• _THE REQUEST_
Write every record out again exactly, and keep images out of it.

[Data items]
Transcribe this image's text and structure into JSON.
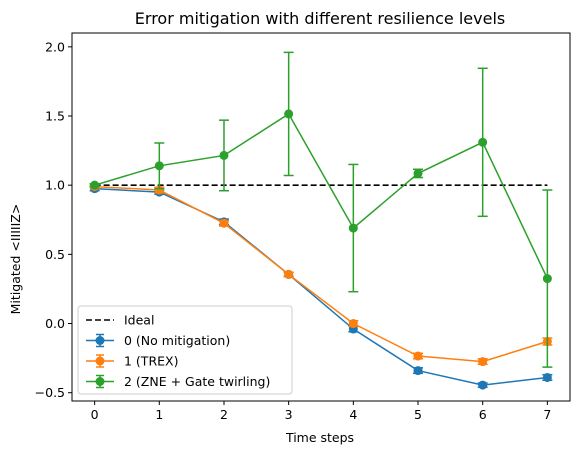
{
  "chart_data": {
    "type": "line",
    "title": "Error mitigation with different resilience levels",
    "xlabel": "Time steps",
    "ylabel": "Mitigated <IIIIIZ>",
    "xlim": [
      -0.35,
      7.35
    ],
    "ylim": [
      -0.56,
      2.1
    ],
    "xticks": [
      "0",
      "1",
      "2",
      "3",
      "4",
      "5",
      "6",
      "7"
    ],
    "yticks": [
      "−0.5",
      "0.0",
      "0.5",
      "1.0",
      "1.5",
      "2.0"
    ],
    "ytick_values": [
      -0.5,
      0.0,
      0.5,
      1.0,
      1.5,
      2.0
    ],
    "x": [
      0,
      1,
      2,
      3,
      4,
      5,
      6,
      7
    ],
    "reference": {
      "name": "Ideal",
      "value": 1.0,
      "style": "dashed",
      "color": "#000000"
    },
    "series": [
      {
        "name": "0 (No mitigation)",
        "color": "#1f77b4",
        "values": [
          0.975,
          0.95,
          0.735,
          0.355,
          -0.04,
          -0.34,
          -0.445,
          -0.39
        ],
        "errors": [
          0.015,
          0.015,
          0.02,
          0.015,
          0.02,
          0.02,
          0.015,
          0.02
        ]
      },
      {
        "name": "1 (TREX)",
        "color": "#ff7f0e",
        "values": [
          0.99,
          0.965,
          0.725,
          0.355,
          0.0,
          -0.235,
          -0.275,
          -0.13
        ],
        "errors": [
          0.01,
          0.02,
          0.02,
          0.015,
          0.02,
          0.02,
          0.02,
          0.025
        ]
      },
      {
        "name": "2 (ZNE + Gate twirling)",
        "color": "#2ca02c",
        "values": [
          1.0,
          1.14,
          1.215,
          1.515,
          0.69,
          1.085,
          1.31,
          0.325
        ],
        "errors": [
          0.01,
          0.165,
          0.255,
          0.445,
          0.46,
          0.03,
          0.535,
          0.64
        ]
      }
    ],
    "legend_position": "lower-left",
    "grid": false
  }
}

• _ANSWER TO THE EXERCISE_
Transcribe this image's text and structure into JSON.
{
  "chart_data": {
    "type": "line",
    "title": "Error mitigation with different resilience levels",
    "xlabel": "Time steps",
    "ylabel": "Mitigated <IIIIIZ>",
    "xlim": [
      -0.35,
      7.35
    ],
    "ylim": [
      -0.56,
      2.1
    ],
    "xticks": [
      "0",
      "1",
      "2",
      "3",
      "4",
      "5",
      "6",
      "7"
    ],
    "yticks": [
      "−0.5",
      "0.0",
      "0.5",
      "1.0",
      "1.5",
      "2.0"
    ],
    "ytick_values": [
      -0.5,
      0.0,
      0.5,
      1.0,
      1.5,
      2.0
    ],
    "x": [
      0,
      1,
      2,
      3,
      4,
      5,
      6,
      7
    ],
    "reference": {
      "name": "Ideal",
      "value": 1.0,
      "style": "dashed",
      "color": "#000000"
    },
    "series": [
      {
        "name": "0 (No mitigation)",
        "color": "#1f77b4",
        "values": [
          0.975,
          0.95,
          0.735,
          0.355,
          -0.04,
          -0.34,
          -0.445,
          -0.39
        ],
        "errors": [
          0.015,
          0.015,
          0.02,
          0.015,
          0.02,
          0.02,
          0.015,
          0.02
        ]
      },
      {
        "name": "1 (TREX)",
        "color": "#ff7f0e",
        "values": [
          0.99,
          0.965,
          0.725,
          0.355,
          0.0,
          -0.235,
          -0.275,
          -0.13
        ],
        "errors": [
          0.01,
          0.02,
          0.02,
          0.015,
          0.02,
          0.02,
          0.02,
          0.025
        ]
      },
      {
        "name": "2 (ZNE + Gate twirling)",
        "color": "#2ca02c",
        "values": [
          1.0,
          1.14,
          1.215,
          1.515,
          0.69,
          1.085,
          1.31,
          0.325
        ],
        "errors": [
          0.01,
          0.165,
          0.255,
          0.445,
          0.46,
          0.03,
          0.535,
          0.64
        ]
      }
    ],
    "legend_position": "lower-left",
    "grid": false
  }
}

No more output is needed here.